▶ _Task instructions_
[1] Extract the passage of the sermon below from "There are a" up to and including "would be denied.".
[2] Summarize the sermon below in two sentences.

▶ _Quoted text_
***
Well, there is more, much more to the Radical Message of the Kingdom of God. When I think about this Radical Message I think about God’s Grace. And when I think about God’s Grace, I think about Jonah. Let me back up. When I think about God’s Grace in its entirety, of course I think about the life, suffering, death and resurrection of Jesus. But today I’m thinking about God’s Grace at work in the human arena of life as it actually happens to each of us. That is why I connect the dots, from Jonah to God’s Grace.
There are a number of things we do in life in which we have only one chance to get it right. For example, if you borrow money from the bank or from a friend and don’t pay it back, you probably won’t get another chance to borrow. If a job promotion is tied to a certain project that you are doing at work, and you muddle the project, you probably won’t get another chance to do the job right, and you’ll miss out on the promotion.
Or, if you invited all your friends to your house for a big party, and then when everyone showed up you said, “I decided I didn’t feel like having a party tonight, why don’t you come back another time?” I doubt if any of your friends would come to another one of your parties. In any of these cases, if the appeal was made, “I’ll do better next time,” more than likely the appeal would be ignored and the second chance would be denied.
Another example: Each Sunday I have one chance to deliver the message that God has laid on my heart that week. What if, after I finished preaching one of those mornings, I was to say, “Folks, I think I can do better. Why don’t we all stay an extra 30 minutes after the service, because I’m sure you’ll enjoy it more the second time around?” How well do you think that idea would go over? How many would stay? I doubt even Debbie would stay. She would say, “Listen, I hear it twice every Sunday. I’m going home.” That’s because everyone pretty much expects me to get it right the first time. And, of course, I don’t blame them.
***
▶ _Information supplied_
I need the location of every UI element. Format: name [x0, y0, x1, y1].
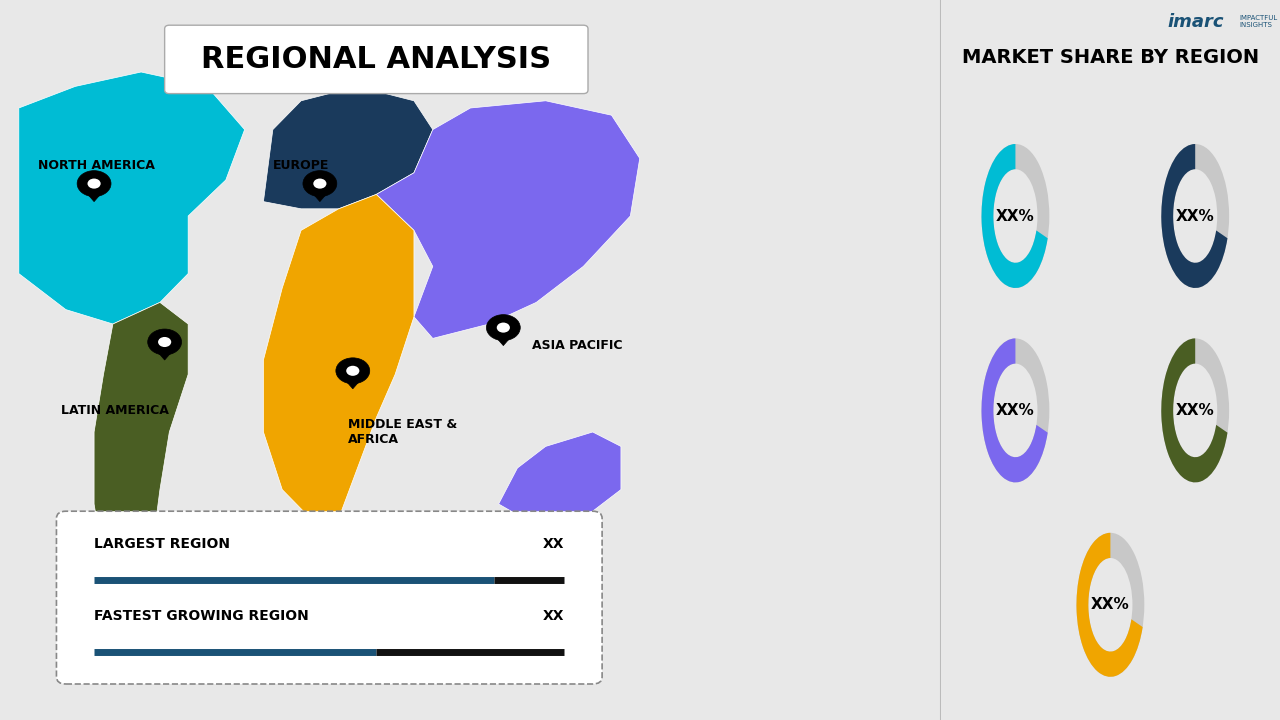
***
▶ _Answers below_
[1]
There are a number of things we do in life in which we have only one chance to get it right. For example, if you borrow money from the bank or from a friend and don’t pay it back, you probably won’t get another chance to borrow. If a job promotion is tied to a certain project that you are doing at work, and you muddle the project, you probably won’t get another chance to do the job right, and you’ll miss out on the promotion.
Or, if you invited all your friends to your house for a big party, and then when everyone showed up you said, “I decided I didn’t feel like having a party tonight, why don’t you come back another time?” I doubt if any of your friends would come to another one of your parties. In any of these cases, if the appeal was made, “I’ll do better next time,” more than likely the appeal would be ignored and the second chance would be denied.

[2] The speaker links the Radical Message of the Kingdom of God to God's Grace and then to Jonah, focusing on grace at work in life as it actually happens to each person. The speaker then observes that many things in life allow only one chance to get it right, such as repaying a loan, completing a project tied to a promotion, hosting a party, or delivering the Sunday message, and that a plea to do better next time is usually ignored.